# Work instructions:
Return the data exactly, with all pictures removed.

# Supplied material:

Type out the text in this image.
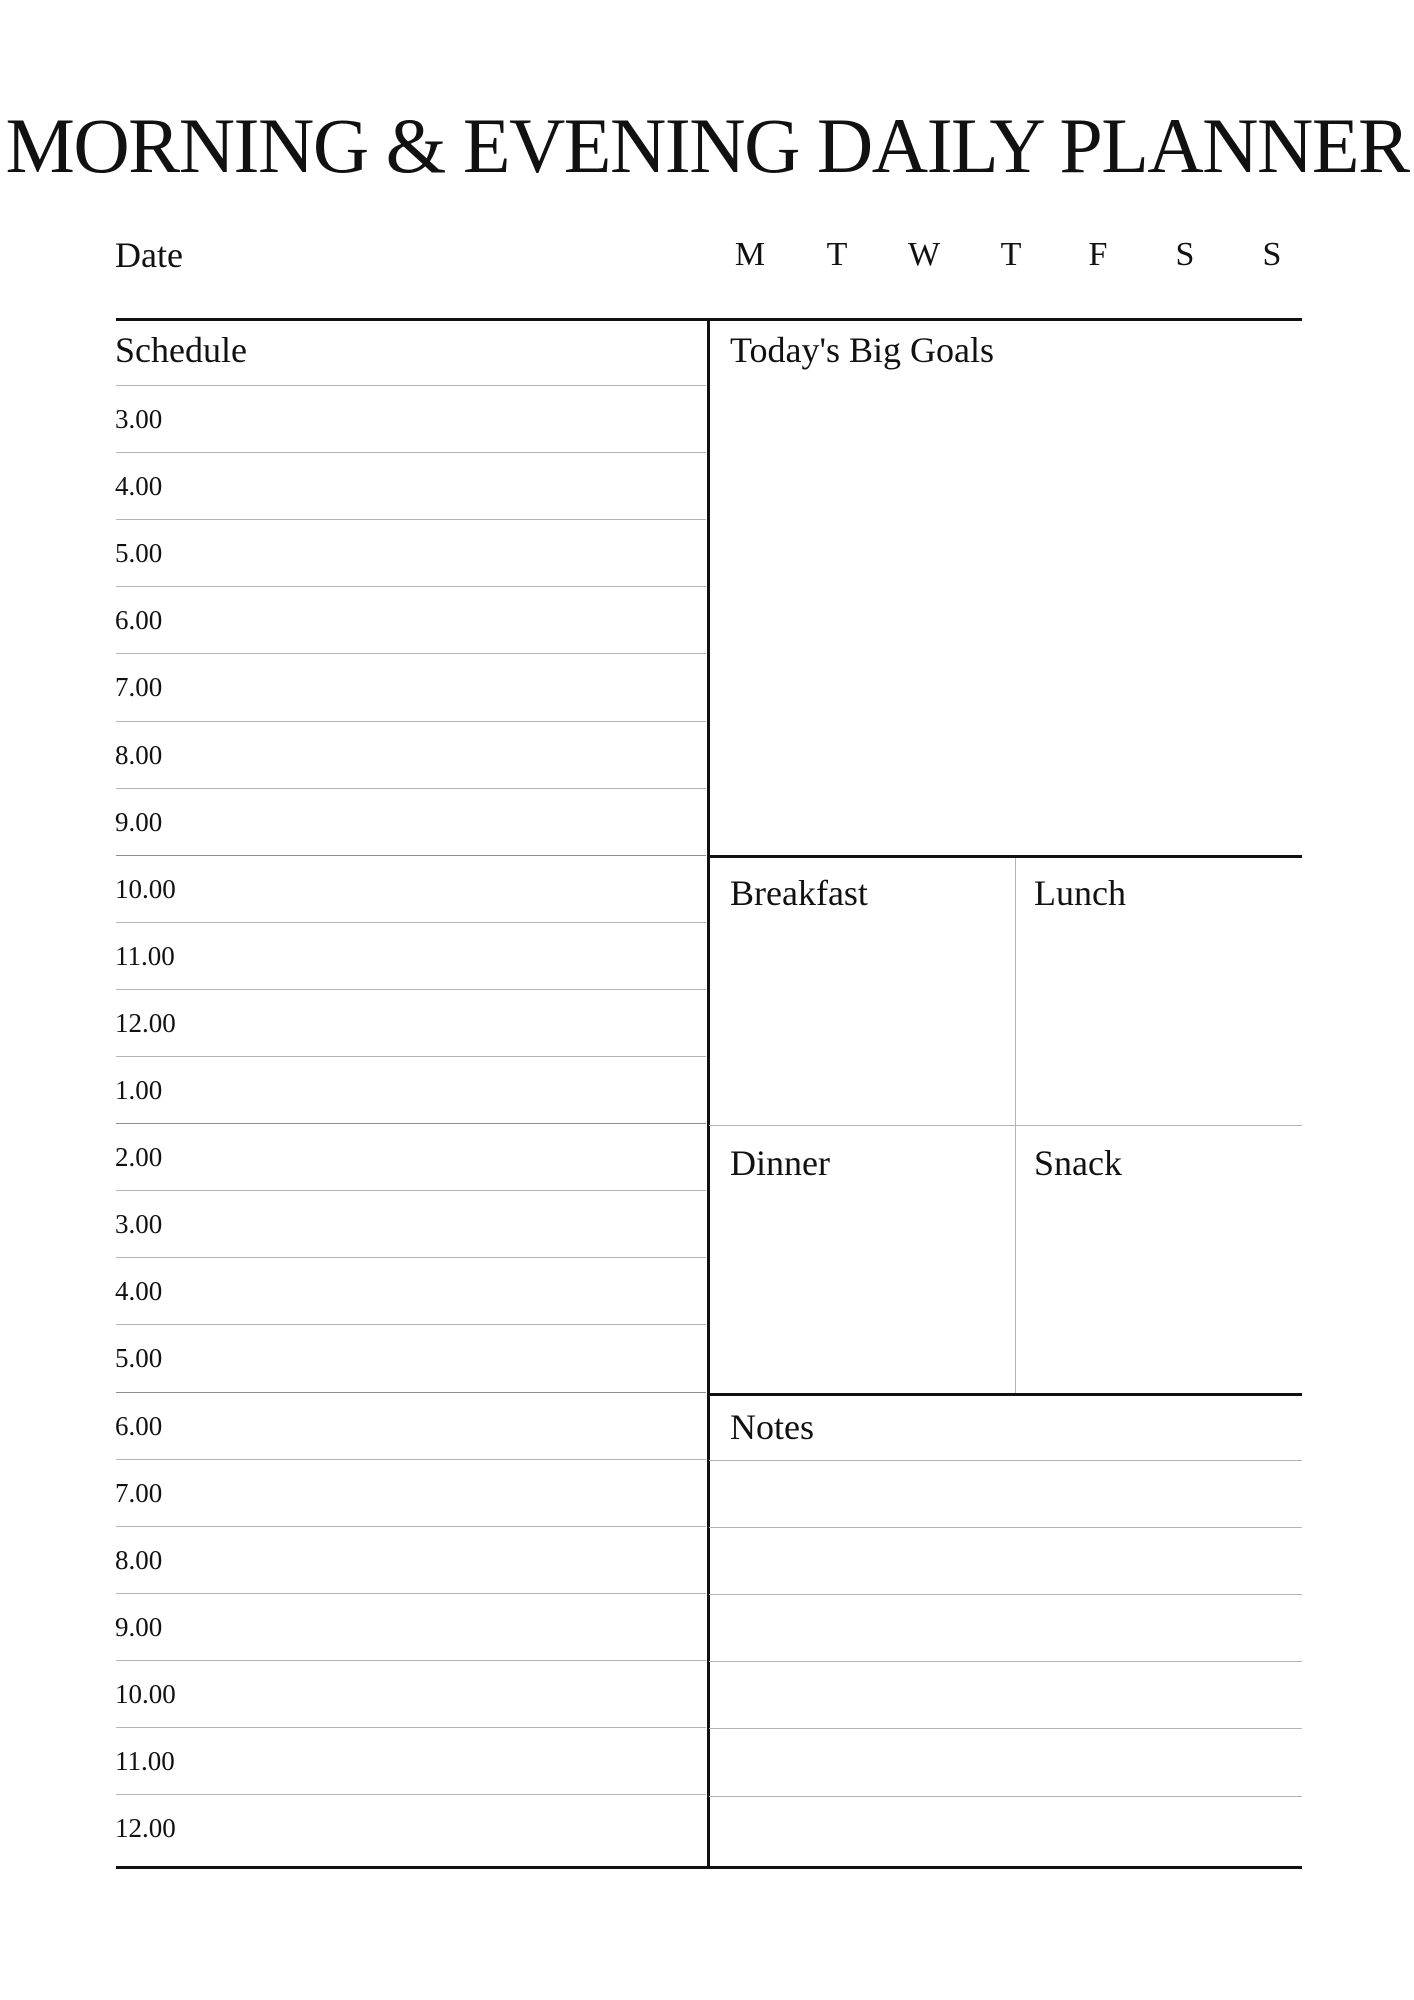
MORNING & EVENING DAILY PLANNER
Date	M	T	W	T	F	S	S
Schedule
3.00
4.00
5.00
6.00
7.00
8.00
9.00
10.00
11.00
12.00
1.00
2.00
3.00
4.00
5.00
6.00
7.00
8.00
9.00
10.00
11.00
12.00
Today's Big Goals
Breakfast	Lunch
Dinner	Snack
Notes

# Full response:
Type out the text in this image.
MORNING & EVENING DAILY PLANNER
Date	M	T	W	T	F	S	S
Schedule
3.00
4.00
5.00
6.00
7.00
8.00
9.00
10.00
11.00
12.00
1.00
2.00
3.00
4.00
5.00
6.00
7.00
8.00
9.00
10.00
11.00
12.00
Today's Big Goals
Breakfast	Lunch
Dinner	Snack
Notes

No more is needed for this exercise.